EXERCISE GOAL
Extract all lines that hold "Granite" from the records below.

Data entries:
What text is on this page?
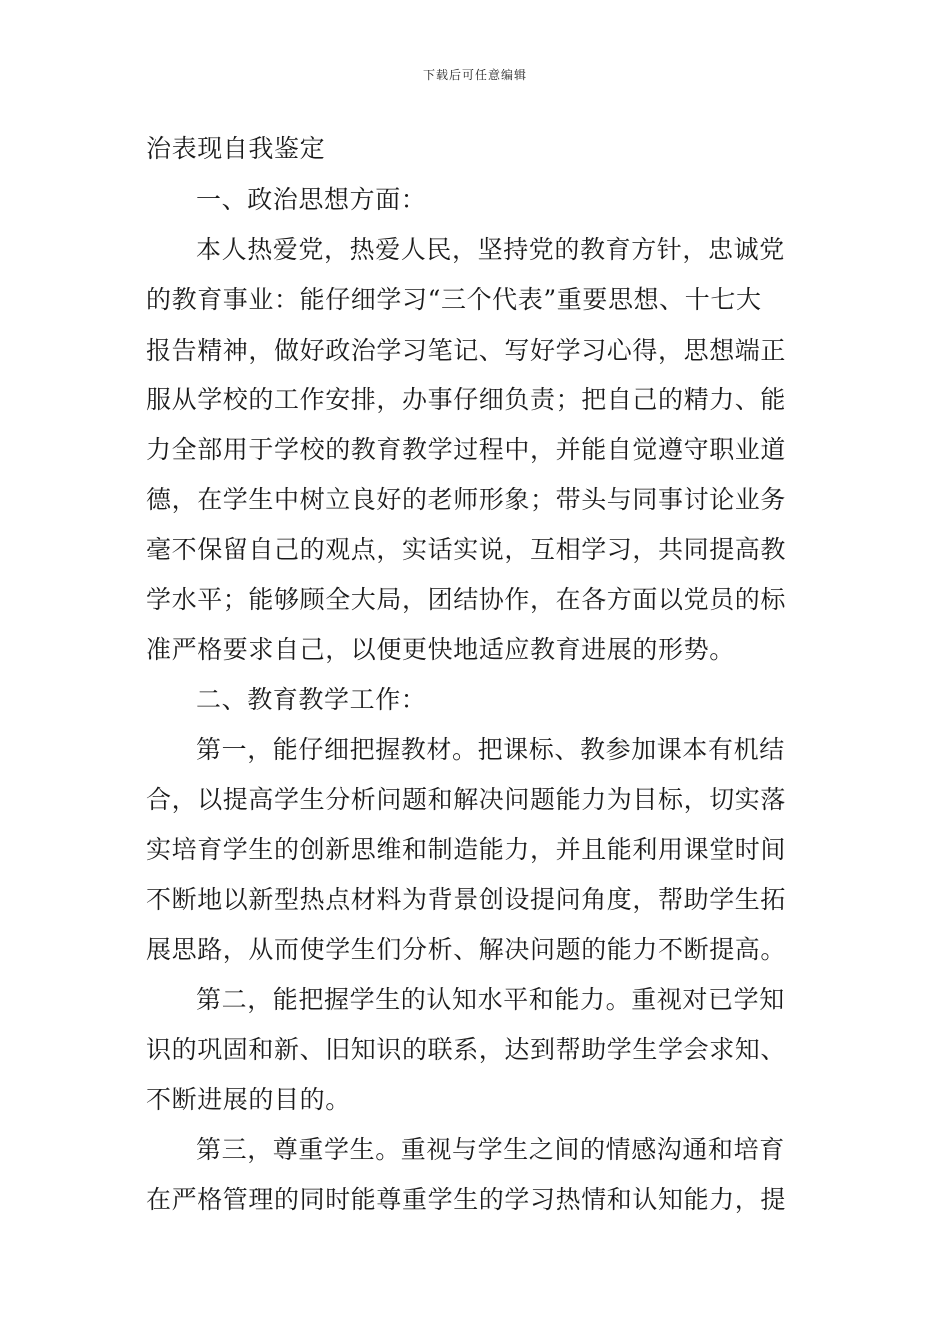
下载后可任意编辑
治表现自我鉴定
一、政治思想方面：
本人热爱党，热爱人民，坚持党的教育方针，忠诚党
的教育事业：能仔细学习“三个代表”重要思想、十七大
报告精神，做好政治学习笔记、写好学习心得，思想端正
服从学校的工作安排，办事仔细负责；把自己的精力、能
力全部用于学校的教育教学过程中，并能自觉遵守职业道
德，在学生中树立良好的老师形象；带头与同事讨论业务
毫不保留自己的观点，实话实说，互相学习，共同提高教
学水平；能够顾全大局，团结协作，在各方面以党员的标
准严格要求自己，以便更快地适应教育进展的形势。
二、教育教学工作：
第一，能仔细把握教材。把课标、教参加课本有机结
合，以提高学生分析问题和解决问题能力为目标，切实落
实培育学生的创新思维和制造能力，并且能利用课堂时间
不断地以新型热点材料为背景创设提问角度，帮助学生拓
展思路，从而使学生们分析、解决问题的能力不断提高。
第二，能把握学生的认知水平和能力。重视对已学知
识的巩固和新、旧知识的联系，达到帮助学生学会求知、
不断进展的目的。
第三，尊重学生。重视与学生之间的情感沟通和培育
在严格管理的同时能尊重学生的学习热情和认知能力，提
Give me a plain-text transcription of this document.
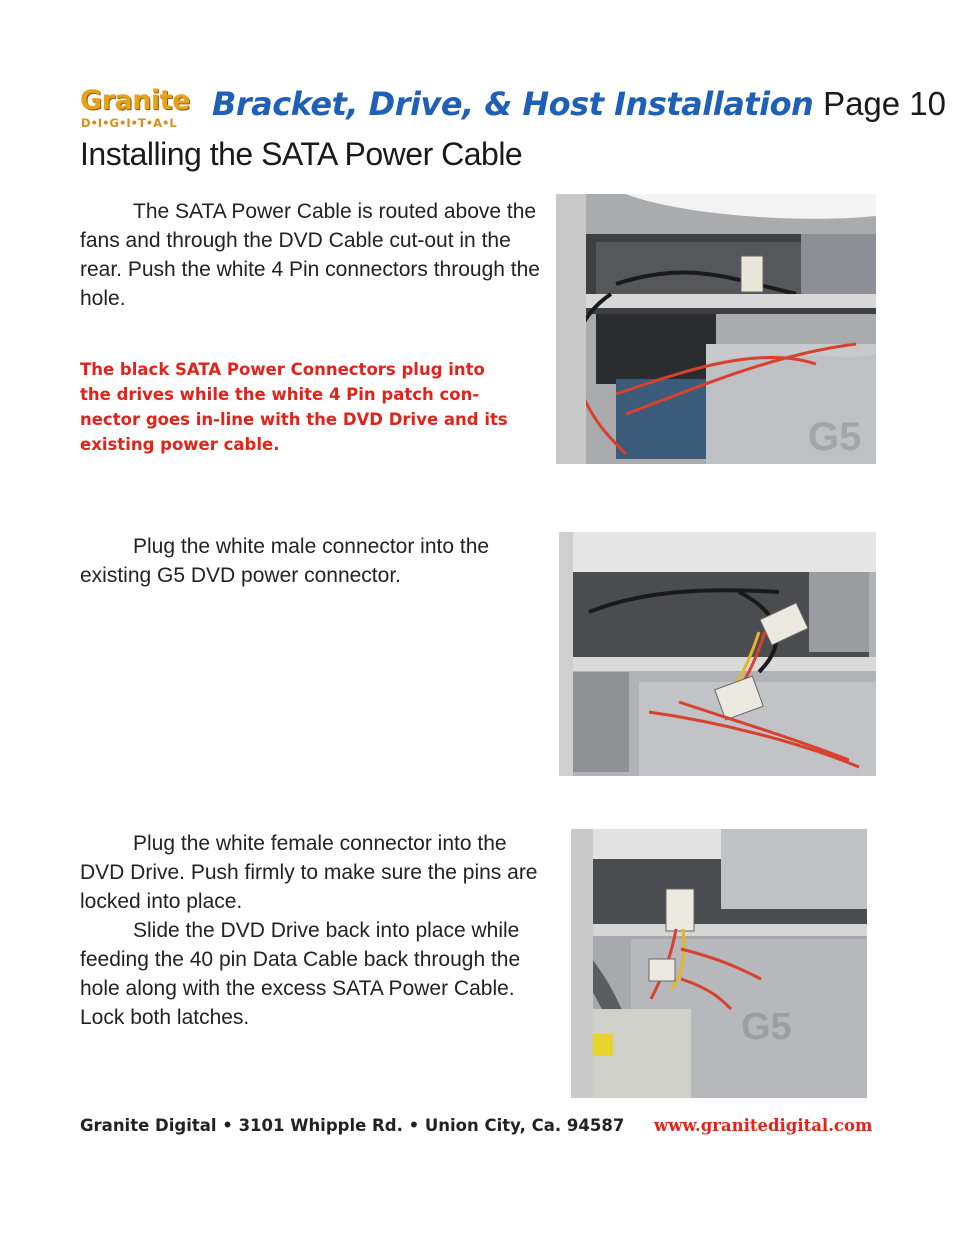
Granite
D•I•G•I•T•A•L Bracket, Drive, & Host Installation Page 10
Installing the SATA Power Cable

The SATA Power Cable is routed above the fans and through the DVD Cable cut-out in the rear. Push the white 4 Pin connectors through the hole.

The black SATA Power Connectors plug into the drives while the white 4 Pin patch con-nector goes in-line with the DVD Drive and its existing power cable.	G5

Plug the white male connector into the existing G5 DVD power connector.

Plug the white female connector into the DVD Drive. Push firmly to make sure the pins are locked into place.

Slide the DVD Drive back into place while feeding the 40 pin Data Cable back through the hole along with the excess SATA Power Cable. Lock both latches.	G5
Granite Digital • 3101 Whipple Rd. • Union City, Ca. 94587 www.granitedigital.com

EXERCISE OUTPUT
Granite
Granite Digital • 3101 Whipple Rd. • Union City, Ca. 94587 www.granitedigital.com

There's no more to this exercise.